Task description: Below is a block of records; reproduce all of them exactly and leave out any pictures.
[start]
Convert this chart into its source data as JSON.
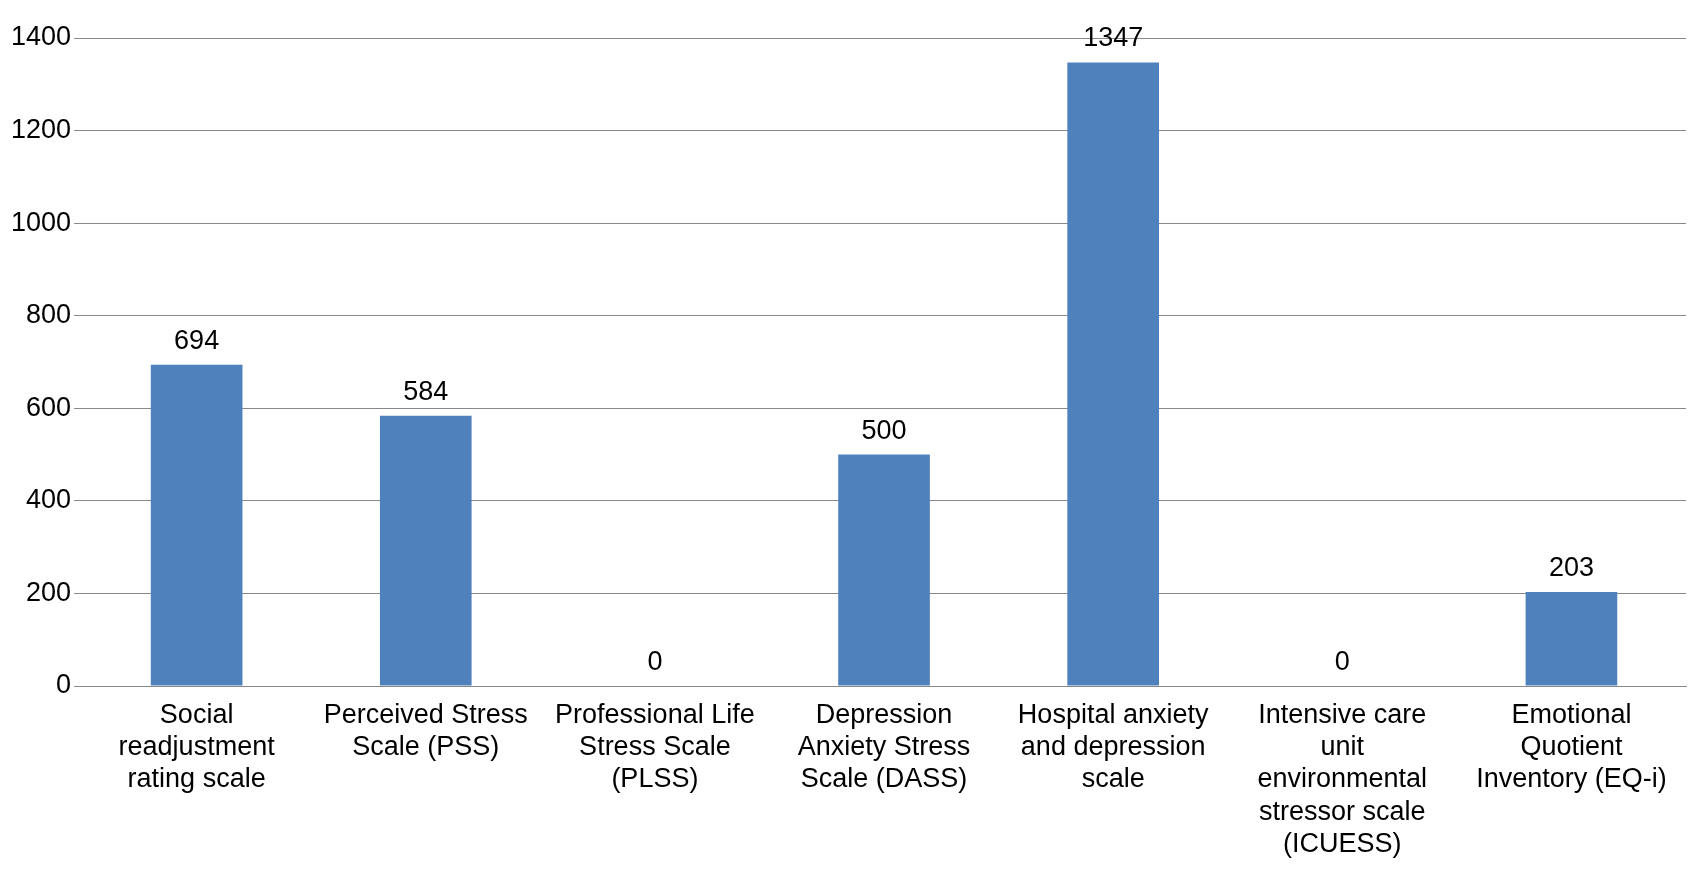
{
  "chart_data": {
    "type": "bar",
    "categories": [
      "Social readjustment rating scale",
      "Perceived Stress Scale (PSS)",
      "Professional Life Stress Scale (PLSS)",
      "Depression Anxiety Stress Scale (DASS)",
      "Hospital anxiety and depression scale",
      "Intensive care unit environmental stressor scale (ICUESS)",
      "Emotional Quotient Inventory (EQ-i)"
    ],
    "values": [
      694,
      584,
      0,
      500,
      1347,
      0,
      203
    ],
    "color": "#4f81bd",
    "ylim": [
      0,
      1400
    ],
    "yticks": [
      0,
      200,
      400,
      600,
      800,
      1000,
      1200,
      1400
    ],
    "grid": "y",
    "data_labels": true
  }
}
[end]
Response for this exercise:
Convert this chart into its source data as JSON.
{
  "chart_data": {
    "type": "bar",
    "categories": [
      "Social readjustment rating scale",
      "Perceived Stress Scale (PSS)",
      "Professional Life Stress Scale (PLSS)",
      "Depression Anxiety Stress Scale (DASS)",
      "Hospital anxiety and depression scale",
      "Intensive care unit environmental stressor scale (ICUESS)",
      "Emotional Quotient Inventory (EQ-i)"
    ],
    "values": [
      694,
      584,
      0,
      500,
      1347,
      0,
      203
    ],
    "color": "#4f81bd",
    "ylim": [
      0,
      1400
    ],
    "yticks": [
      0,
      200,
      400,
      600,
      800,
      1000,
      1200,
      1400
    ],
    "grid": "y",
    "data_labels": true
  }
}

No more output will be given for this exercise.